* **Data for this exercise**
╭──

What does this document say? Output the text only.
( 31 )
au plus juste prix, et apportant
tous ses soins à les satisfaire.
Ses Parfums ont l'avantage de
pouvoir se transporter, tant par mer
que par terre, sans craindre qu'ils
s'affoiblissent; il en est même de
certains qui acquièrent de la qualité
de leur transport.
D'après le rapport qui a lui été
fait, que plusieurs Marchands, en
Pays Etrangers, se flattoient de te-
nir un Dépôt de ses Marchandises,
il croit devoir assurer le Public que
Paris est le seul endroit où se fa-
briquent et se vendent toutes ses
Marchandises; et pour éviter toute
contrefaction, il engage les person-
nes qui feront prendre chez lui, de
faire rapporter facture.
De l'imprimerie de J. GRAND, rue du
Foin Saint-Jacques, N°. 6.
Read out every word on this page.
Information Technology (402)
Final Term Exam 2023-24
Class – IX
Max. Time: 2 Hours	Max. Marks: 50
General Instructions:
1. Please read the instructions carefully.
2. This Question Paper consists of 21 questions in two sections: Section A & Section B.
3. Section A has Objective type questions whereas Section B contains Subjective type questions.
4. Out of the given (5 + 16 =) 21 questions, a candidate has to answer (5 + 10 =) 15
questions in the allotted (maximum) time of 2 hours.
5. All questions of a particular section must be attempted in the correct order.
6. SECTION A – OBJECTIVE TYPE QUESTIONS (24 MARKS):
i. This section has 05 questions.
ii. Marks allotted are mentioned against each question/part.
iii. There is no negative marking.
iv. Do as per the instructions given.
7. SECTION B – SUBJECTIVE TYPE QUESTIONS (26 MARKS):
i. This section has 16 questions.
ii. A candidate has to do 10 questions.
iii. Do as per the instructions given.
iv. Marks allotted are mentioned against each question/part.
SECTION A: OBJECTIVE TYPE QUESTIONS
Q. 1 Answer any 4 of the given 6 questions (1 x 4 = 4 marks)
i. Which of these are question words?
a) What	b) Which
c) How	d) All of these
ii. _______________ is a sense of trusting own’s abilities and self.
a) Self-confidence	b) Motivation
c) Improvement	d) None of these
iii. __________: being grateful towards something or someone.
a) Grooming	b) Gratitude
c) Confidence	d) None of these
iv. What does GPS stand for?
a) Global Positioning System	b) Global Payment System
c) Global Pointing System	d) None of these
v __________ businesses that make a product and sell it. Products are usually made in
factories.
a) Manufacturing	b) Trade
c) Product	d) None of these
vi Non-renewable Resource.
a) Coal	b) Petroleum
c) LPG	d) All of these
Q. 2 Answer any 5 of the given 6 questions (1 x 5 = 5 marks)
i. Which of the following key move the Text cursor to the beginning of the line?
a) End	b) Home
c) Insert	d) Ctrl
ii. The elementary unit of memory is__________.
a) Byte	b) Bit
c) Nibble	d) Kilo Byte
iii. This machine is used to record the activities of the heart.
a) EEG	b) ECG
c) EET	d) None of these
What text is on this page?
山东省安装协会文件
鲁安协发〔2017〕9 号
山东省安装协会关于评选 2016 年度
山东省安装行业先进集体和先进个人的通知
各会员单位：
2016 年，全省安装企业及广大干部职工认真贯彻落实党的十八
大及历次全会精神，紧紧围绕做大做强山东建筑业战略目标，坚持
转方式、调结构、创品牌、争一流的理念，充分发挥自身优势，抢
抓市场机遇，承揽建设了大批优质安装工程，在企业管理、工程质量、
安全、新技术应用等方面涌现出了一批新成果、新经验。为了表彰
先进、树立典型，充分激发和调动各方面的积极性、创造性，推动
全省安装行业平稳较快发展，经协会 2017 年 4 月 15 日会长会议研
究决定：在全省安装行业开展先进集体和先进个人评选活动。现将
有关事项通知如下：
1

╰──

* **Work to be completed**
Report all lines of the data that include the word "page".

* **Final result**
Read out every word on this page.
What text is on this page?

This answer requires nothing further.